[Saved data entries]
## start

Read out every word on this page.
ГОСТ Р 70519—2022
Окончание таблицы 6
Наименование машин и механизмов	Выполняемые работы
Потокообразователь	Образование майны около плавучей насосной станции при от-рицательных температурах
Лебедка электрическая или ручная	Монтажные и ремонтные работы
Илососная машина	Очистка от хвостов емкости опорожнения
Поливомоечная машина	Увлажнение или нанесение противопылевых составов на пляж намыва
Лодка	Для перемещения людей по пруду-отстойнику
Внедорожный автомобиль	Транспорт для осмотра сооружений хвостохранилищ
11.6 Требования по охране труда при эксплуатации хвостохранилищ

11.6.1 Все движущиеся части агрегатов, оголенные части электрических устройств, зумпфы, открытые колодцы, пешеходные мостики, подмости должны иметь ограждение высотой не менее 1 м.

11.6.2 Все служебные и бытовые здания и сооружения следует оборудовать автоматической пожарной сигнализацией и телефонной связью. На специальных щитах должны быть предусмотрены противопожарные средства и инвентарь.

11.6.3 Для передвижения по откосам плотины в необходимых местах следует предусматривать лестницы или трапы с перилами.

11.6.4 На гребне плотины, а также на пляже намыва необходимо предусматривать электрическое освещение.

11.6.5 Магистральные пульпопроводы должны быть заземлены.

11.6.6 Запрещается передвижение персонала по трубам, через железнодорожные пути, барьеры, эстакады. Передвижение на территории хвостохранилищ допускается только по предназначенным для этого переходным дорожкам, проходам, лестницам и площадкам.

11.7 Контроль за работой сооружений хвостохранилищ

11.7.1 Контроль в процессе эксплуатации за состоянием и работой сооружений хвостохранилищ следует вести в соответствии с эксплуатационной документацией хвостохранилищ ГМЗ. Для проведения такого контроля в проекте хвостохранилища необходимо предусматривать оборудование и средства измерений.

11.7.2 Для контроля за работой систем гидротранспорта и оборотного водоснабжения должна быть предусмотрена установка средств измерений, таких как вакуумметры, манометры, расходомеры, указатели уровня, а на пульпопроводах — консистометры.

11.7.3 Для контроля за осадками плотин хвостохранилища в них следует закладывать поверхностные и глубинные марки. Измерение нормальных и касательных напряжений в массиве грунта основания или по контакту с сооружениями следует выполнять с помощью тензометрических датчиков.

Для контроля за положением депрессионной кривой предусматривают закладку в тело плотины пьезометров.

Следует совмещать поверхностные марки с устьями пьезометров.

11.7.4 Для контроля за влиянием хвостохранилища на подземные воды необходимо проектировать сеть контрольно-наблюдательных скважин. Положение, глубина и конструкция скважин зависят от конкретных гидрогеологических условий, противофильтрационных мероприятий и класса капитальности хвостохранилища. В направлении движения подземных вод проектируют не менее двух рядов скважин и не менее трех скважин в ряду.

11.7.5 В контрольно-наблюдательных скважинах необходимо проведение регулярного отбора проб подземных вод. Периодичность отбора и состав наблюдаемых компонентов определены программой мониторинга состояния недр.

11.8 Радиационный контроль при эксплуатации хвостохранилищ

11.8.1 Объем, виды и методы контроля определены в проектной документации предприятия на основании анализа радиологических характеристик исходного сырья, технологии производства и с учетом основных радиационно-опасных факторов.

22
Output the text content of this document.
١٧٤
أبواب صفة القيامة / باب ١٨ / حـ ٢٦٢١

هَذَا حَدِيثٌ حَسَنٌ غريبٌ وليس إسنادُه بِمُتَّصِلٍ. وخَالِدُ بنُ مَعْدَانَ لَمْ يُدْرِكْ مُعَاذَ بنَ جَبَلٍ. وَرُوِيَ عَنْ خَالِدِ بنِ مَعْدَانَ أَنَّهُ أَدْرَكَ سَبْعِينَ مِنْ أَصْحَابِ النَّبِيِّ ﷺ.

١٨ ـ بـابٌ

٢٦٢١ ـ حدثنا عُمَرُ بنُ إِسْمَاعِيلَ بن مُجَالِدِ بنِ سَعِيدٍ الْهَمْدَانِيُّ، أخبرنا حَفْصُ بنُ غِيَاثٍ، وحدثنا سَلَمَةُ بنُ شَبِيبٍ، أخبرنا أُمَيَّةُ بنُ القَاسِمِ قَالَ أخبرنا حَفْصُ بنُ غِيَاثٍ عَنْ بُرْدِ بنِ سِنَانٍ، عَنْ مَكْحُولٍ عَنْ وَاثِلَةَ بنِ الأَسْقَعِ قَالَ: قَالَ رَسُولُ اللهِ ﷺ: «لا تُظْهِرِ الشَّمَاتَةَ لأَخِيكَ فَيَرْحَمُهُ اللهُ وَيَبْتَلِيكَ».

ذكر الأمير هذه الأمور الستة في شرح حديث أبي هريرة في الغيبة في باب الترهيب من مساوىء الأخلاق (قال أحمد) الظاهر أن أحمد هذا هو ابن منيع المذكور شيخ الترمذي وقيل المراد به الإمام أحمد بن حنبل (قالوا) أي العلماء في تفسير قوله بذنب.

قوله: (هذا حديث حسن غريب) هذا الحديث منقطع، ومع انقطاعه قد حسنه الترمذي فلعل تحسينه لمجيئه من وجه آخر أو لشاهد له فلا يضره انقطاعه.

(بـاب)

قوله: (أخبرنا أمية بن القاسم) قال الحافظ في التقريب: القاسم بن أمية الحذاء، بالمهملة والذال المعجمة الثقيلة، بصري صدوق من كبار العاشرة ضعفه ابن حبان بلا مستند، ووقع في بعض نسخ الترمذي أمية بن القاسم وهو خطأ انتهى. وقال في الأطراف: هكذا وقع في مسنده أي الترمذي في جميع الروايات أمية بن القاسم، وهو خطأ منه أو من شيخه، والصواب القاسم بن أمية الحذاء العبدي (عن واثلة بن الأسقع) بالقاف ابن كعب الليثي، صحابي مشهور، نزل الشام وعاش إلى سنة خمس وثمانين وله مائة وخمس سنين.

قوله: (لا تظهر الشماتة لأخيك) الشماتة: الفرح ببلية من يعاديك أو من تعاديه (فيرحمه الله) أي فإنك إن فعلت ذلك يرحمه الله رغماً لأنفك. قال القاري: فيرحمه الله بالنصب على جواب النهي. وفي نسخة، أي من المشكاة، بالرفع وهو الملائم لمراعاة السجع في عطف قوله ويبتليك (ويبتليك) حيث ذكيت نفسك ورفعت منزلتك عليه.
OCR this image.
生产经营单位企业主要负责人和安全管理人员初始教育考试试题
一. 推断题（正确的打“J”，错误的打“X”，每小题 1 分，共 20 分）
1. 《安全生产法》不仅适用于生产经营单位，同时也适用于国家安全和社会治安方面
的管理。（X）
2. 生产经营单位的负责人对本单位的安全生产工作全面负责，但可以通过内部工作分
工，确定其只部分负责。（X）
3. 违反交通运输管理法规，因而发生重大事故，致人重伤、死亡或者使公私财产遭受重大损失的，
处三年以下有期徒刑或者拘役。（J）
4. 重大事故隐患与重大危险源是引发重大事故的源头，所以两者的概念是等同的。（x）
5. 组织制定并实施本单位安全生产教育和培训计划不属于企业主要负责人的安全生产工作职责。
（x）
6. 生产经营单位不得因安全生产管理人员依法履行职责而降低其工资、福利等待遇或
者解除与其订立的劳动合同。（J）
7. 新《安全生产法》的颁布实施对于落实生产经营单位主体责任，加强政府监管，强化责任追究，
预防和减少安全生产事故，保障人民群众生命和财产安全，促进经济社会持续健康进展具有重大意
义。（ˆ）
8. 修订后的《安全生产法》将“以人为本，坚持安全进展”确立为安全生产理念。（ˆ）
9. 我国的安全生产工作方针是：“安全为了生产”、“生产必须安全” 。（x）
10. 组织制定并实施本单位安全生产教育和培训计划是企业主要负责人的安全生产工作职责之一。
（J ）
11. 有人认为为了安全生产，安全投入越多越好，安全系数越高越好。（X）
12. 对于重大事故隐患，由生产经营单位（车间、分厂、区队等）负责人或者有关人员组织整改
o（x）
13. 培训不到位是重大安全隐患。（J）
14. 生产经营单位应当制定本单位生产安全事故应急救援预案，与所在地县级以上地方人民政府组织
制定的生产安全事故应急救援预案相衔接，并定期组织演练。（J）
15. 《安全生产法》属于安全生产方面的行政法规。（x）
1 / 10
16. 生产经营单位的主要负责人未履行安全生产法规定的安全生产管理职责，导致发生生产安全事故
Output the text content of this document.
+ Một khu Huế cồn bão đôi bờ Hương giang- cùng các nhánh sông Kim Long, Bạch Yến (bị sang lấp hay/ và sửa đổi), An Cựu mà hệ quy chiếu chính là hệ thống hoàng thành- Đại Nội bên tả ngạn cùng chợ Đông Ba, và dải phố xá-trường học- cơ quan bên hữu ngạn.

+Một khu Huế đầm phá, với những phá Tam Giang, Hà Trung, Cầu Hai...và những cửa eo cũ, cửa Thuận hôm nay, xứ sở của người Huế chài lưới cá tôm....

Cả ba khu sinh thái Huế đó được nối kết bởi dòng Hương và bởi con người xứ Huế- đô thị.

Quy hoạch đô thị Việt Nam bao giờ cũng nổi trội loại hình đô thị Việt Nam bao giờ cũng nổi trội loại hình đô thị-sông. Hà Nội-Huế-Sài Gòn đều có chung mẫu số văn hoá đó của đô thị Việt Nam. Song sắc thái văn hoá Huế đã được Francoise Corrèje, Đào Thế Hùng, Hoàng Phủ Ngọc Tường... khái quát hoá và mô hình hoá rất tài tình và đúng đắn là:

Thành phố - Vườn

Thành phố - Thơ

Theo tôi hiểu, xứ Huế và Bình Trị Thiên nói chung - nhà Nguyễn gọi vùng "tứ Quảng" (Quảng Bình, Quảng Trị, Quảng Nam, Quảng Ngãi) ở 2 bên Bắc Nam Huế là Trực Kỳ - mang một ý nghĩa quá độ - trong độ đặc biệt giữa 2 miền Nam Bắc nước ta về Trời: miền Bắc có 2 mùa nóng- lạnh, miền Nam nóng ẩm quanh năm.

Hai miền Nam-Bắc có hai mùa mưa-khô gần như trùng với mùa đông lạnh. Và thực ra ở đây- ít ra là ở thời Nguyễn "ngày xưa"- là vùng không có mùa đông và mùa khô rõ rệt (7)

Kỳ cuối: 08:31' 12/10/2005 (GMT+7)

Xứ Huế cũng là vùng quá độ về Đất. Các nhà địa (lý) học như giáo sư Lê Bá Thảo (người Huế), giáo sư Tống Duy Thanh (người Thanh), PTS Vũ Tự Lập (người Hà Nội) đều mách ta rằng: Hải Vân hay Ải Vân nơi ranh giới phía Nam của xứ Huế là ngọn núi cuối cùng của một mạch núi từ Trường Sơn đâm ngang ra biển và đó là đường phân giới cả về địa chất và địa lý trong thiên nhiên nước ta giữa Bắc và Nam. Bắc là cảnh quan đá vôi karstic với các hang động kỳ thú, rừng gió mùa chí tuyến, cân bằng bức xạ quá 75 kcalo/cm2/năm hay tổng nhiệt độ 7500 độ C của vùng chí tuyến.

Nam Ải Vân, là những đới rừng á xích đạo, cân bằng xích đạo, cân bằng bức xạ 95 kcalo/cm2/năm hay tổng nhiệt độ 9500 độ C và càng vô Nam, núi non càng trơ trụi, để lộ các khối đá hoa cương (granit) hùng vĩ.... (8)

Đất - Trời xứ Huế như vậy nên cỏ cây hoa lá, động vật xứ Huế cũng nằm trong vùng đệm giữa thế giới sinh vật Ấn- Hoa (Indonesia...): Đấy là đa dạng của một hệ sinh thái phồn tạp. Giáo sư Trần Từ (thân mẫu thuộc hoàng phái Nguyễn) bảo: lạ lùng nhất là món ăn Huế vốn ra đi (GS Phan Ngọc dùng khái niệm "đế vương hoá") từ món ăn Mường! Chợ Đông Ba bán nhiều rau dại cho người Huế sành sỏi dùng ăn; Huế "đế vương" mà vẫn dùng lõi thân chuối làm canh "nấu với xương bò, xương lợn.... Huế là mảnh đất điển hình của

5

## end

Exercise goal: Select and copy each line from the data that includes the word "thái".

Task result:
Cả ba khu sinh thái Huế đó được nối kết bởi dòng Hương và bởi con người xứ Huế- đô thị.
Quy hoạch đô thị Việt Nam bao giờ cũng nổi trội loại hình đô thị Việt Nam bao giờ cũng nổi trội loại hình đô thị-sông. Hà Nội-Huế-Sài Gòn đều có chung mẫu số văn hoá đó của đô thị Việt Nam. Song sắc thái văn hoá Huế đã được Francoise Corrèje, Đào Thế Hùng, Hoàng Phủ Ngọc Tường... khái quát hoá và mô hình hoá rất tài tình và đúng đắn là:
Đất - Trời xứ Huế như vậy nên cỏ cây hoa lá, động vật xứ Huế cũng nằm trong vùng đệm giữa thế giới sinh vật Ấn- Hoa (Indonesia...): Đấy là đa dạng của một hệ sinh thái phồn tạp. Giáo sư Trần Từ (thân mẫu thuộc hoàng phái Nguyễn) bảo: lạ lùng nhất là món ăn Huế vốn ra đi (GS Phan Ngọc dùng khái niệm "đế vương hoá") từ món ăn Mường! Chợ Đông Ba bán nhiều rau dại cho người Huế sành sỏi dùng ăn; Huế "đế vương" mà vẫn dùng lõi thân chuối làm canh "nấu với xương bò, xương lợn.... Huế là mảnh đất điển hình của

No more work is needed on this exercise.